- **Task description**
Reproduce all of the material word for word.

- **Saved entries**
-- BEGIN --

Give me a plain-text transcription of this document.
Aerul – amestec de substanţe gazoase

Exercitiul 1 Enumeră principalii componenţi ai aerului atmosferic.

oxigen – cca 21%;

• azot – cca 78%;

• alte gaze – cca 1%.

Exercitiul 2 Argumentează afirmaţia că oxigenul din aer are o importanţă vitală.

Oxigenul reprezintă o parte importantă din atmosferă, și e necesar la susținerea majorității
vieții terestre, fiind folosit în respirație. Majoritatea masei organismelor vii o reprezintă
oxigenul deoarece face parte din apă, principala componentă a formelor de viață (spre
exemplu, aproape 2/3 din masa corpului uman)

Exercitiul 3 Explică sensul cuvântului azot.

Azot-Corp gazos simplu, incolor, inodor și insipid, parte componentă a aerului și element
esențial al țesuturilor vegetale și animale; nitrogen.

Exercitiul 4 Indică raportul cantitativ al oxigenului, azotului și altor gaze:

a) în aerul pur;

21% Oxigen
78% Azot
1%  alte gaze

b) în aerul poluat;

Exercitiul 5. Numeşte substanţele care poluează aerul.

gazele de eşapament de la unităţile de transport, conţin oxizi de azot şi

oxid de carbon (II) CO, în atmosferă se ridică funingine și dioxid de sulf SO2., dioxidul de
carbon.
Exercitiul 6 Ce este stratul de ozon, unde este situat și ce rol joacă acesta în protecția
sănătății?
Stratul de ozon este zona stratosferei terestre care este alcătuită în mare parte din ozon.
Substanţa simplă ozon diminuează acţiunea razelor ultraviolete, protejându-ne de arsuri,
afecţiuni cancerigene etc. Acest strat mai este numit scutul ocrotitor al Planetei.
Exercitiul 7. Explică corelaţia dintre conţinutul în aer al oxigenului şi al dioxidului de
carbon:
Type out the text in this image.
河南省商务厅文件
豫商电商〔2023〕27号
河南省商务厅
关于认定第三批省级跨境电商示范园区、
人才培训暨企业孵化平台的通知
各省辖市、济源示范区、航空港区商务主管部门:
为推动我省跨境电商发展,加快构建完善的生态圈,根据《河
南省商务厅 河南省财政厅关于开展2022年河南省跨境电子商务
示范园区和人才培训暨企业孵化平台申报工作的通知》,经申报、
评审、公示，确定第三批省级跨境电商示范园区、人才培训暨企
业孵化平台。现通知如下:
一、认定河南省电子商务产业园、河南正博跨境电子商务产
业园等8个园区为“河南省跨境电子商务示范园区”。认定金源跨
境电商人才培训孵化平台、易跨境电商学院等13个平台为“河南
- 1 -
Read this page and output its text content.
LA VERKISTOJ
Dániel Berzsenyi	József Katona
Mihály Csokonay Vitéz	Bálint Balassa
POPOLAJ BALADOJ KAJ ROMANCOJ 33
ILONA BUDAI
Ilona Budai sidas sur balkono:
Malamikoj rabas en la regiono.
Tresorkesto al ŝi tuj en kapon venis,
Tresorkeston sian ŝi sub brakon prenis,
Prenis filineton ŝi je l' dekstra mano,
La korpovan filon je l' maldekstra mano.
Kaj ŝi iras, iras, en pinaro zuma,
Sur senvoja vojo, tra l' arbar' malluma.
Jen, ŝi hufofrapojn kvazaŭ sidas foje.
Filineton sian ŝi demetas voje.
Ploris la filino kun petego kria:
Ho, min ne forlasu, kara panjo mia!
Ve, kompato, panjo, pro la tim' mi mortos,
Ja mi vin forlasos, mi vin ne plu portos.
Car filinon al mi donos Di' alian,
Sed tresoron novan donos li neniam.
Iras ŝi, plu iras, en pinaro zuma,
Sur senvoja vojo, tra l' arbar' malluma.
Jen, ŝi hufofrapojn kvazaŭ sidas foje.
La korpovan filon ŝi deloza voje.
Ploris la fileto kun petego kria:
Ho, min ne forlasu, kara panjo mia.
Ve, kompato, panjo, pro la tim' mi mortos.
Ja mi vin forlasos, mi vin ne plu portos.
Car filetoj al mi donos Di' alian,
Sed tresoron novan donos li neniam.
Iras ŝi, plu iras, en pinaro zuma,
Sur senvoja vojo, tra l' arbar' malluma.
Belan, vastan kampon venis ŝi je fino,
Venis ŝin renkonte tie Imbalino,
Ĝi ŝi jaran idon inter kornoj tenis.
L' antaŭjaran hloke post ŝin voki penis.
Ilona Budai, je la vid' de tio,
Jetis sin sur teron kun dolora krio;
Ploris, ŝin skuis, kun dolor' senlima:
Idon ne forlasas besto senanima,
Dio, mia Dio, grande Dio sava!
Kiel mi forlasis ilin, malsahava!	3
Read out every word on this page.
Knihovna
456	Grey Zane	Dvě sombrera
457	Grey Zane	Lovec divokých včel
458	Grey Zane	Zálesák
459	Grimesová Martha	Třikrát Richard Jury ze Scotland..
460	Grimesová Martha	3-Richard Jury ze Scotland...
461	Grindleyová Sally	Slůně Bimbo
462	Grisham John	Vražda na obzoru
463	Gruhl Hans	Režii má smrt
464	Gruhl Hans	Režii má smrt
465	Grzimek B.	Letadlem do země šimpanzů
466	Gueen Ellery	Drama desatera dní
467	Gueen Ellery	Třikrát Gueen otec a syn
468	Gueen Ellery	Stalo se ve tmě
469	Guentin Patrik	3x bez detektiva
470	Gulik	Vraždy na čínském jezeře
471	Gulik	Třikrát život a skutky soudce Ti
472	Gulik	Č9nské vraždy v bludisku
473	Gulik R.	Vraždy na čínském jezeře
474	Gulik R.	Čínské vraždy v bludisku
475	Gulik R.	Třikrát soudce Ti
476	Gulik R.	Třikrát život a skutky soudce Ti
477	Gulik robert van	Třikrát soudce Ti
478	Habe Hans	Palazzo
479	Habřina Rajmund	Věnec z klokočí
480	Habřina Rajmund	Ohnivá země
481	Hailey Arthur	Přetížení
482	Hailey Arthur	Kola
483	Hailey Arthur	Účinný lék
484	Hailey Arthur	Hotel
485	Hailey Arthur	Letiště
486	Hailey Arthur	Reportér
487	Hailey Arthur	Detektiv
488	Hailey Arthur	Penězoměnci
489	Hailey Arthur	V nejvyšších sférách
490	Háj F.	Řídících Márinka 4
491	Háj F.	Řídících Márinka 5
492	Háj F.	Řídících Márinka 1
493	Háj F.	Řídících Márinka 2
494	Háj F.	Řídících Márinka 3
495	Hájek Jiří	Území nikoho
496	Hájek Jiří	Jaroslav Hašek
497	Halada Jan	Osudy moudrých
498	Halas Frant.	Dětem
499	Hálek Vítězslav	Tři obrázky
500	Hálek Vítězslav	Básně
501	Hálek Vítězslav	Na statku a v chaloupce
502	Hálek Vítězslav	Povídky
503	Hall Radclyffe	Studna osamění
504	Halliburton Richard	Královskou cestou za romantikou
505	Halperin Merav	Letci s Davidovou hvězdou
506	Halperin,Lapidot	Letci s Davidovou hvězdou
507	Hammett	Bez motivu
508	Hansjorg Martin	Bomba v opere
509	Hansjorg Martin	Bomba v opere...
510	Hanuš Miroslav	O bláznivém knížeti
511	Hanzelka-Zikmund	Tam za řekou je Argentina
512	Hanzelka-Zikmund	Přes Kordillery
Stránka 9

-- END --

- **The result**
Give me a plain-text transcription of this document.
Aerul – amestec de substanţe gazoase

Exercitiul 1 Enumeră principalii componenţi ai aerului atmosferic.

oxigen – cca 21%;

• azot – cca 78%;

• alte gaze – cca 1%.

Exercitiul 2 Argumentează afirmaţia că oxigenul din aer are o importanţă vitală.

Oxigenul reprezintă o parte importantă din atmosferă, și e necesar la susținerea majorității
vieții terestre, fiind folosit în respirație. Majoritatea masei organismelor vii o reprezintă
oxigenul deoarece face parte din apă, principala componentă a formelor de viață (spre
exemplu, aproape 2/3 din masa corpului uman)

Exercitiul 3 Explică sensul cuvântului azot.

Azot-Corp gazos simplu, incolor, inodor și insipid, parte componentă a aerului și element
esențial al țesuturilor vegetale și animale; nitrogen.

Exercitiul 4 Indică raportul cantitativ al oxigenului, azotului și altor gaze:

a) în aerul pur;

21% Oxigen
78% Azot
1%  alte gaze

b) în aerul poluat;

Exercitiul 5. Numeşte substanţele care poluează aerul.

gazele de eşapament de la unităţile de transport, conţin oxizi de azot şi

oxid de carbon (II) CO, în atmosferă se ridică funingine și dioxid de sulf SO2., dioxidul de
carbon.
Exercitiul 6 Ce este stratul de ozon, unde este situat și ce rol joacă acesta în protecția
sănătății?
Stratul de ozon este zona stratosferei terestre care este alcătuită în mare parte din ozon.
Substanţa simplă ozon diminuează acţiunea razelor ultraviolete, protejându-ne de arsuri,
afecţiuni cancerigene etc. Acest strat mai este numit scutul ocrotitor al Planetei.
Exercitiul 7. Explică corelaţia dintre conţinutul în aer al oxigenului şi al dioxidului de
carbon:
Type out the text in this image.
河南省商务厅文件
豫商电商〔2023〕27号
河南省商务厅
关于认定第三批省级跨境电商示范园区、
人才培训暨企业孵化平台的通知
各省辖市、济源示范区、航空港区商务主管部门:
为推动我省跨境电商发展,加快构建完善的生态圈,根据《河
南省商务厅 河南省财政厅关于开展2022年河南省跨境电子商务
示范园区和人才培训暨企业孵化平台申报工作的通知》,经申报、
评审、公示，确定第三批省级跨境电商示范园区、人才培训暨企
业孵化平台。现通知如下:
一、认定河南省电子商务产业园、河南正博跨境电子商务产
业园等8个园区为“河南省跨境电子商务示范园区”。认定金源跨
境电商人才培训孵化平台、易跨境电商学院等13个平台为“河南
- 1 -
Read this page and output its text content.
LA VERKISTOJ
Dániel Berzsenyi	József Katona
Mihály Csokonay Vitéz	Bálint Balassa
POPOLAJ BALADOJ KAJ ROMANCOJ 33
ILONA BUDAI
Ilona Budai sidas sur balkono:
Malamikoj rabas en la regiono.
Tresorkesto al ŝi tuj en kapon venis,
Tresorkeston sian ŝi sub brakon prenis,
Prenis filineton ŝi je l' dekstra mano,
La korpovan filon je l' maldekstra mano.
Kaj ŝi iras, iras, en pinaro zuma,
Sur senvoja vojo, tra l' arbar' malluma.
Jen, ŝi hufofrapojn kvazaŭ sidas foje.
Filineton sian ŝi demetas voje.
Ploris la filino kun petego kria:
Ho, min ne forlasu, kara panjo mia!
Ve, kompato, panjo, pro la tim' mi mortos,
Ja mi vin forlasos, mi vin ne plu portos.
Car filinon al mi donos Di' alian,
Sed tresoron novan donos li neniam.
Iras ŝi, plu iras, en pinaro zuma,
Sur senvoja vojo, tra l' arbar' malluma.
Jen, ŝi hufofrapojn kvazaŭ sidas foje.
La korpovan filon ŝi deloza voje.
Ploris la fileto kun petego kria:
Ho, min ne forlasu, kara panjo mia.
Ve, kompato, panjo, pro la tim' mi mortos.
Ja mi vin forlasos, mi vin ne plu portos.
Car filetoj al mi donos Di' alian,
Sed tresoron novan donos li neniam.
Iras ŝi, plu iras, en pinaro zuma,
Sur senvoja vojo, tra l' arbar' malluma.
Belan, vastan kampon venis ŝi je fino,
Venis ŝin renkonte tie Imbalino,
Ĝi ŝi jaran idon inter kornoj tenis.
L' antaŭjaran hloke post ŝin voki penis.
Ilona Budai, je la vid' de tio,
Jetis sin sur teron kun dolora krio;
Ploris, ŝin skuis, kun dolor' senlima:
Idon ne forlasas besto senanima,
Dio, mia Dio, grande Dio sava!
Kiel mi forlasis ilin, malsahava!	3
Read out every word on this page.
Knihovna
456	Grey Zane	Dvě sombrera
457	Grey Zane	Lovec divokých včel
458	Grey Zane	Zálesák
459	Grimesová Martha	Třikrát Richard Jury ze Scotland..
460	Grimesová Martha	3-Richard Jury ze Scotland...
461	Grindleyová Sally	Slůně Bimbo
462	Grisham John	Vražda na obzoru
463	Gruhl Hans	Režii má smrt
464	Gruhl Hans	Režii má smrt
465	Grzimek B.	Letadlem do země šimpanzů
466	Gueen Ellery	Drama desatera dní
467	Gueen Ellery	Třikrát Gueen otec a syn
468	Gueen Ellery	Stalo se ve tmě
469	Guentin Patrik	3x bez detektiva
470	Gulik	Vraždy na čínském jezeře
471	Gulik	Třikrát život a skutky soudce Ti
472	Gulik	Č9nské vraždy v bludisku
473	Gulik R.	Vraždy na čínském jezeře
474	Gulik R.	Čínské vraždy v bludisku
475	Gulik R.	Třikrát soudce Ti
476	Gulik R.	Třikrát život a skutky soudce Ti
477	Gulik robert van	Třikrát soudce Ti
478	Habe Hans	Palazzo
479	Habřina Rajmund	Věnec z klokočí
480	Habřina Rajmund	Ohnivá země
481	Hailey Arthur	Přetížení
482	Hailey Arthur	Kola
483	Hailey Arthur	Účinný lék
484	Hailey Arthur	Hotel
485	Hailey Arthur	Letiště
486	Hailey Arthur	Reportér
487	Hailey Arthur	Detektiv
488	Hailey Arthur	Penězoměnci
489	Hailey Arthur	V nejvyšších sférách
490	Háj F.	Řídících Márinka 4
491	Háj F.	Řídících Márinka 5
492	Háj F.	Řídících Márinka 1
493	Háj F.	Řídících Márinka 2
494	Háj F.	Řídících Márinka 3
495	Hájek Jiří	Území nikoho
496	Hájek Jiří	Jaroslav Hašek
497	Halada Jan	Osudy moudrých
498	Halas Frant.	Dětem
499	Hálek Vítězslav	Tři obrázky
500	Hálek Vítězslav	Básně
501	Hálek Vítězslav	Na statku a v chaloupce
502	Hálek Vítězslav	Povídky
503	Hall Radclyffe	Studna osamění
504	Halliburton Richard	Královskou cestou za romantikou
505	Halperin Merav	Letci s Davidovou hvězdou
506	Halperin,Lapidot	Letci s Davidovou hvězdou
507	Hammett	Bez motivu
508	Hansjorg Martin	Bomba v opere
509	Hansjorg Martin	Bomba v opere...
510	Hanuš Miroslav	O bláznivém knížeti
511	Hanzelka-Zikmund	Tam za řekou je Argentina
512	Hanzelka-Zikmund	Přes Kordillery
Stránka 9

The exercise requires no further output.